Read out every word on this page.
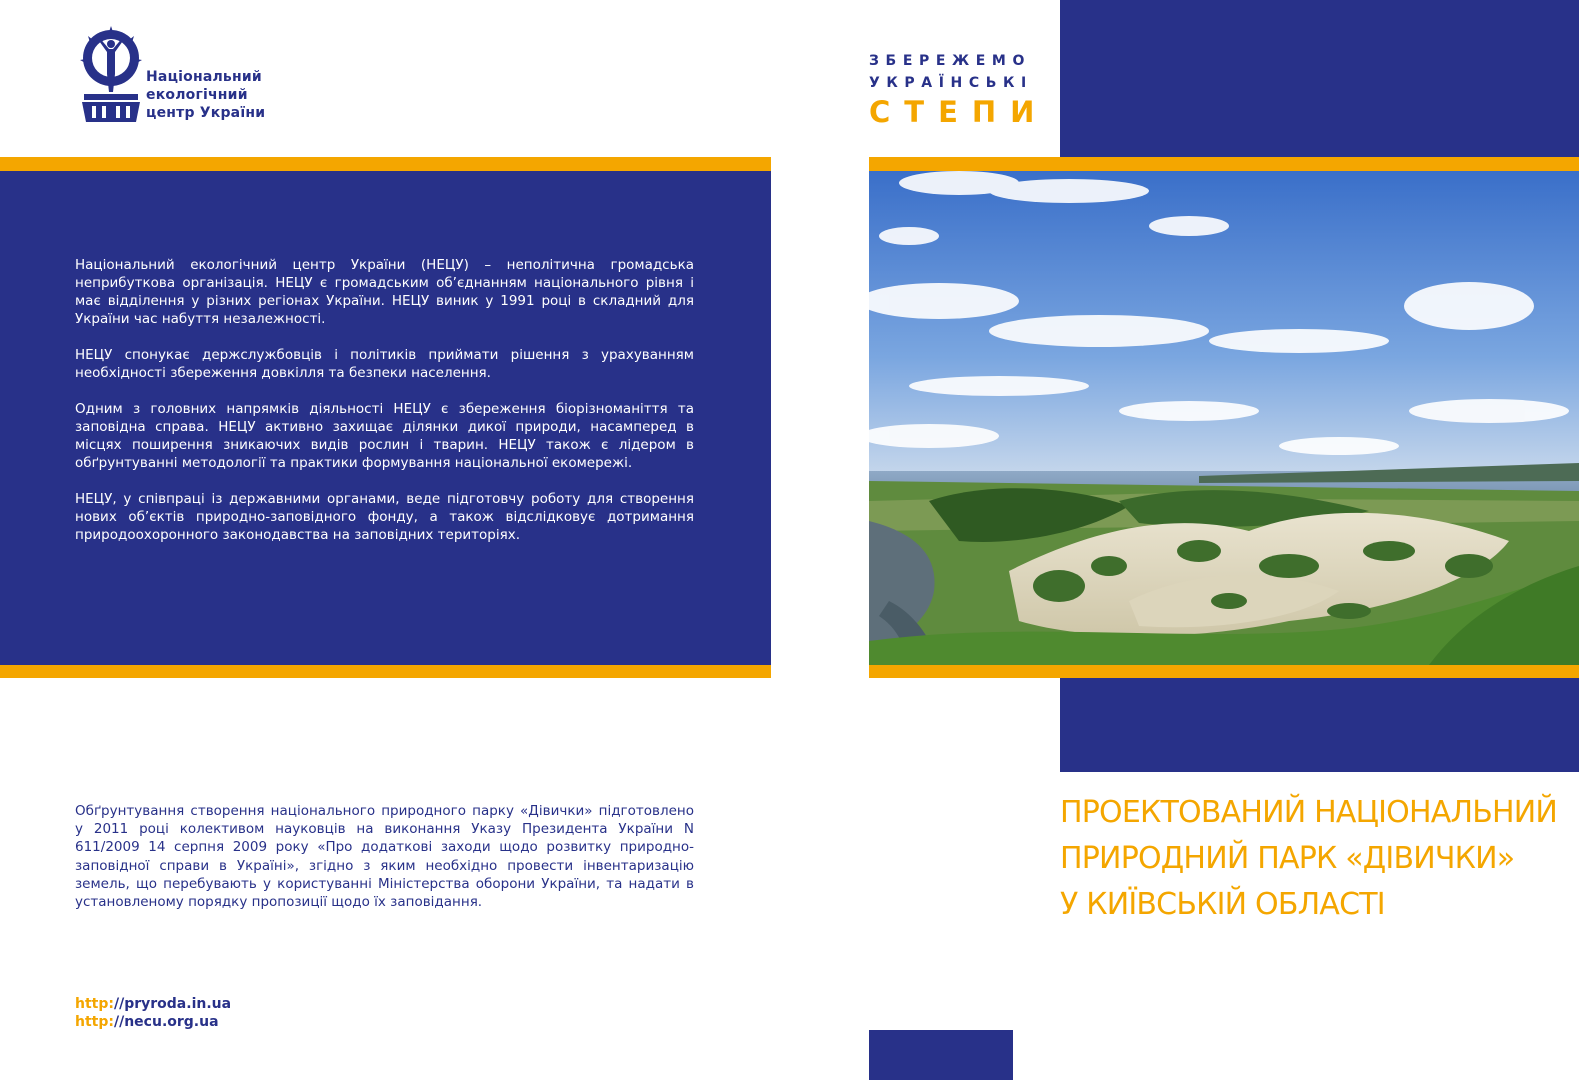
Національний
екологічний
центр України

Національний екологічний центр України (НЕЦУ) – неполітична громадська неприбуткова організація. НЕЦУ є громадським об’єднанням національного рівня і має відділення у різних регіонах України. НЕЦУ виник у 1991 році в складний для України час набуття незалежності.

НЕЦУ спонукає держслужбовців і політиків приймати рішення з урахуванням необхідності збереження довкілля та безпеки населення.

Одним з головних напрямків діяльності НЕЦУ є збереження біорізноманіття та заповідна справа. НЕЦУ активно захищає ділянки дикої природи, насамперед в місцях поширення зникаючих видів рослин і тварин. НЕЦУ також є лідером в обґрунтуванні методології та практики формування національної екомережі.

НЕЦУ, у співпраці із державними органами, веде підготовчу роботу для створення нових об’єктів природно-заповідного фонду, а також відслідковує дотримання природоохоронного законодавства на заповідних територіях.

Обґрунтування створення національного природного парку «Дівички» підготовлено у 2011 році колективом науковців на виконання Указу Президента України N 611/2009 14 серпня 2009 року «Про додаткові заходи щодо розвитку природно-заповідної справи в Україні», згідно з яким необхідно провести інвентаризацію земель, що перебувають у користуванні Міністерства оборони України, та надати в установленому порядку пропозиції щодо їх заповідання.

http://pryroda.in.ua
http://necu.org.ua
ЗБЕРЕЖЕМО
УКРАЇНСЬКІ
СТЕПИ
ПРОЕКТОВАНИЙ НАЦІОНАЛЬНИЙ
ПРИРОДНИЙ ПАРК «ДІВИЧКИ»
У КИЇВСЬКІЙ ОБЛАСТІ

WRITTEN INSTRUCTION: All of the records need repeating exactly, except for the pictures.

RESULT OF THE TASK:
Read out every word on this page.
Національний
екологічний
центр України

Національний екологічний центр України (НЕЦУ) – неполітична громадська неприбуткова організація. НЕЦУ є громадським об’єднанням національного рівня і має відділення у різних регіонах України. НЕЦУ виник у 1991 році в складний для України час набуття незалежності.

НЕЦУ спонукає держслужбовців і політиків приймати рішення з урахуванням необхідності збереження довкілля та безпеки населення.

Одним з головних напрямків діяльності НЕЦУ є збереження біорізноманіття та заповідна справа. НЕЦУ активно захищає ділянки дикої природи, насамперед в місцях поширення зникаючих видів рослин і тварин. НЕЦУ також є лідером в обґрунтуванні методології та практики формування національної екомережі.

НЕЦУ, у співпраці із державними органами, веде підготовчу роботу для створення нових об’єктів природно-заповідного фонду, а також відслідковує дотримання природоохоронного законодавства на заповідних територіях.

Обґрунтування створення національного природного парку «Дівички» підготовлено у 2011 році колективом науковців на виконання Указу Президента України N 611/2009 14 серпня 2009 року «Про додаткові заходи щодо розвитку природно-заповідної справи в Україні», згідно з яким необхідно провести інвентаризацію земель, що перебувають у користуванні Міністерства оборони України, та надати в установленому порядку пропозиції щодо їх заповідання.

http://pryroda.in.ua
http://necu.org.ua
ЗБЕРЕЖЕМО
УКРАЇНСЬКІ
СТЕПИ
ПРОЕКТОВАНИЙ НАЦІОНАЛЬНИЙ
ПРИРОДНИЙ ПАРК «ДІВИЧКИ»
У КИЇВСЬКІЙ ОБЛАСТІ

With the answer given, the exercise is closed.